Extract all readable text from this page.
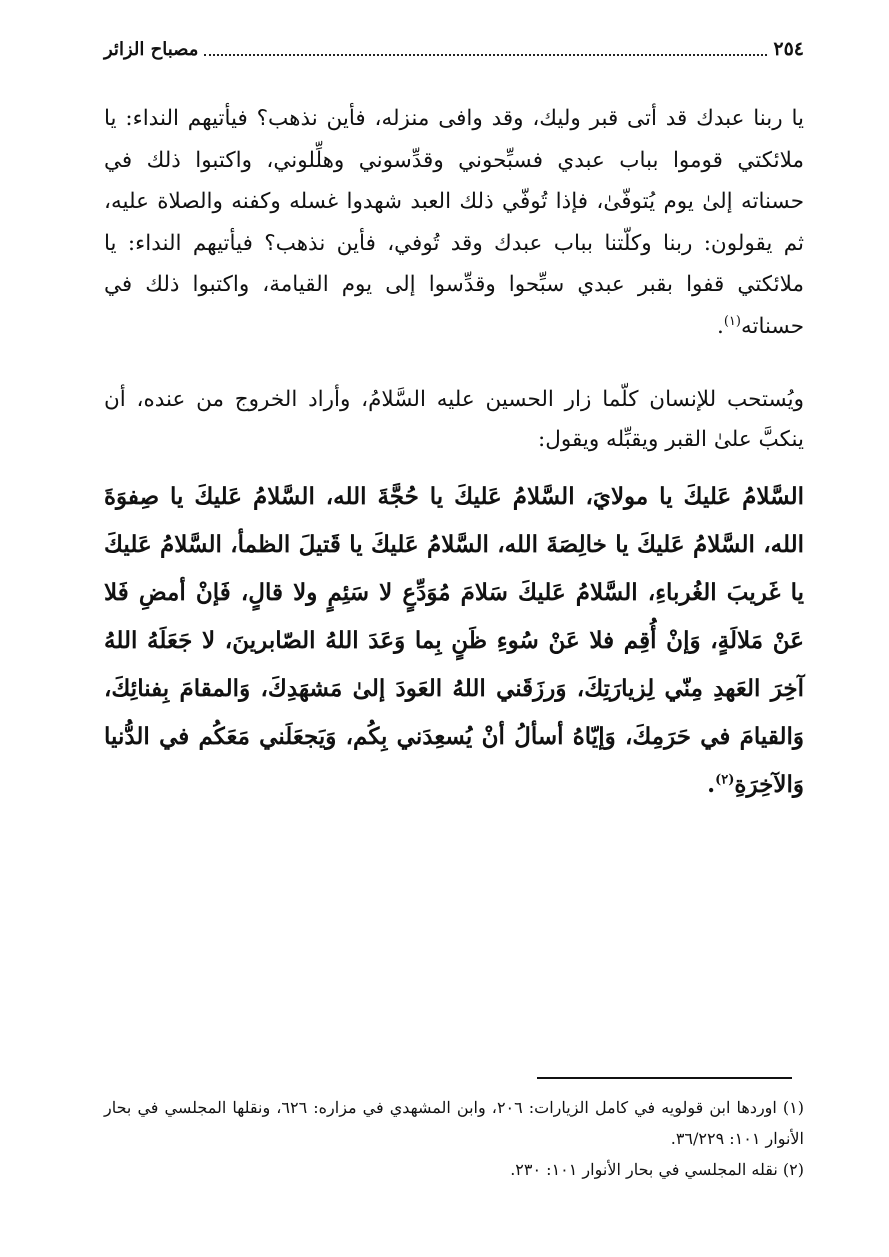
٢٥٤
مصباح الزائر

يا ربنا عبدك قد أتى قبر وليك، وقد وافى منزله، فأين نذهب؟ فيأتيهم النداء: يا ملائكتي قوموا بباب عبدي فسبِّحوني وقدِّسوني وهلِّلوني، واكتبوا ذلك في حسناته إلىٰ يوم يُتوفّىٰ، فإذا تُوفّي ذلك العبد شهدوا غسله وكفنه والصلاة عليه، ثم يقولون: ربنا وكلّتنا بباب عبدك وقد تُوفي، فأين نذهب؟ فيأتيهم النداء: يا ملائكتي قفوا بقبر عبدي سبِّحوا وقدِّسوا إلى يوم القيامة، واكتبوا ذلك في حسناته$^{(١)}$.

ويُستحب للإنسان كلّما زار الحسين عليه السَّلامُ، وأراد الخروج من عنده، أن ينكبَّ علىٰ القبر ويقبِّله ويقول:

السَّلامُ عَليكَ يا مولايَ، السَّلامُ عَليكَ يا حُجَّةَ الله، السَّلامُ عَليكَ يا صِفوَةَ الله، السَّلامُ عَليكَ يا خالِصَةَ الله، السَّلامُ عَليكَ يا قَتيلَ الظمأ، السَّلامُ عَليكَ يا غَريبَ الغُرباءِ، السَّلامُ عَليكَ سَلامَ مُوَدِّعٍ لا سَئِمٍ ولا قالٍ، فَإنْ أمضِ فَلا عَنْ مَلالَةٍ، وَإنْ أُقِم فلا عَنْ سُوءِ ظَنٍ بِما وَعَدَ اللهُ الصّابرينَ، لا جَعَلَهُ اللهُ آخِرَ العَهدِ مِنّي لِزيارَتِكَ، وَرزَقَني اللهُ العَودَ إلىٰ مَشهَدِكَ، وَالمقامَ بِفنائِكَ، وَالقيامَ في حَرَمِكَ، وَإيّاهُ أسألُ أنْ يُسعِدَني بِكُم، وَيَجعَلَني مَعَكُم في الدُّنيا وَالآخِرَةِ$^{(٢)}$.

(١) اوردها ابن قولويه في كامل الزيارات: ٢٠٦، وابن المشهدي في مزاره: ٦٢٦، ونقلها المجلسي في بحار الأنوار ١٠١: ٣٦/٢٢٩.

(٢) نقله المجلسي في بحار الأنوار ١٠١: ٢٣٠.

---------------

● WHAT YOU WILL DO: Print the whole listing above once more, word for word, without its pictures.

● REPLY:
Extract all readable text from this page.
٢٥٤
مصباح الزائر

يا ربنا عبدك قد أتى قبر وليك، وقد وافى منزله، فأين نذهب؟ فيأتيهم النداء: يا ملائكتي قوموا بباب عبدي فسبِّحوني وقدِّسوني وهلِّلوني، واكتبوا ذلك في حسناته إلىٰ يوم يُتوفّىٰ، فإذا تُوفّي ذلك العبد شهدوا غسله وكفنه والصلاة عليه، ثم يقولون: ربنا وكلّتنا بباب عبدك وقد تُوفي، فأين نذهب؟ فيأتيهم النداء: يا ملائكتي قفوا بقبر عبدي سبِّحوا وقدِّسوا إلى يوم القيامة، واكتبوا ذلك في حسناته$^{(١)}$.

ويُستحب للإنسان كلّما زار الحسين عليه السَّلامُ، وأراد الخروج من عنده، أن ينكبَّ علىٰ القبر ويقبِّله ويقول:

السَّلامُ عَليكَ يا مولايَ، السَّلامُ عَليكَ يا حُجَّةَ الله، السَّلامُ عَليكَ يا صِفوَةَ الله، السَّلامُ عَليكَ يا خالِصَةَ الله، السَّلامُ عَليكَ يا قَتيلَ الظمأ، السَّلامُ عَليكَ يا غَريبَ الغُرباءِ، السَّلامُ عَليكَ سَلامَ مُوَدِّعٍ لا سَئِمٍ ولا قالٍ، فَإنْ أمضِ فَلا عَنْ مَلالَةٍ، وَإنْ أُقِم فلا عَنْ سُوءِ ظَنٍ بِما وَعَدَ اللهُ الصّابرينَ، لا جَعَلَهُ اللهُ آخِرَ العَهدِ مِنّي لِزيارَتِكَ، وَرزَقَني اللهُ العَودَ إلىٰ مَشهَدِكَ، وَالمقامَ بِفنائِكَ، وَالقيامَ في حَرَمِكَ، وَإيّاهُ أسألُ أنْ يُسعِدَني بِكُم، وَيَجعَلَني مَعَكُم في الدُّنيا وَالآخِرَةِ$^{(٢)}$.

(١) اوردها ابن قولويه في كامل الزيارات: ٢٠٦، وابن المشهدي في مزاره: ٦٢٦، ونقلها المجلسي في بحار الأنوار ١٠١: ٣٦/٢٢٩.

(٢) نقله المجلسي في بحار الأنوار ١٠١: ٢٣٠.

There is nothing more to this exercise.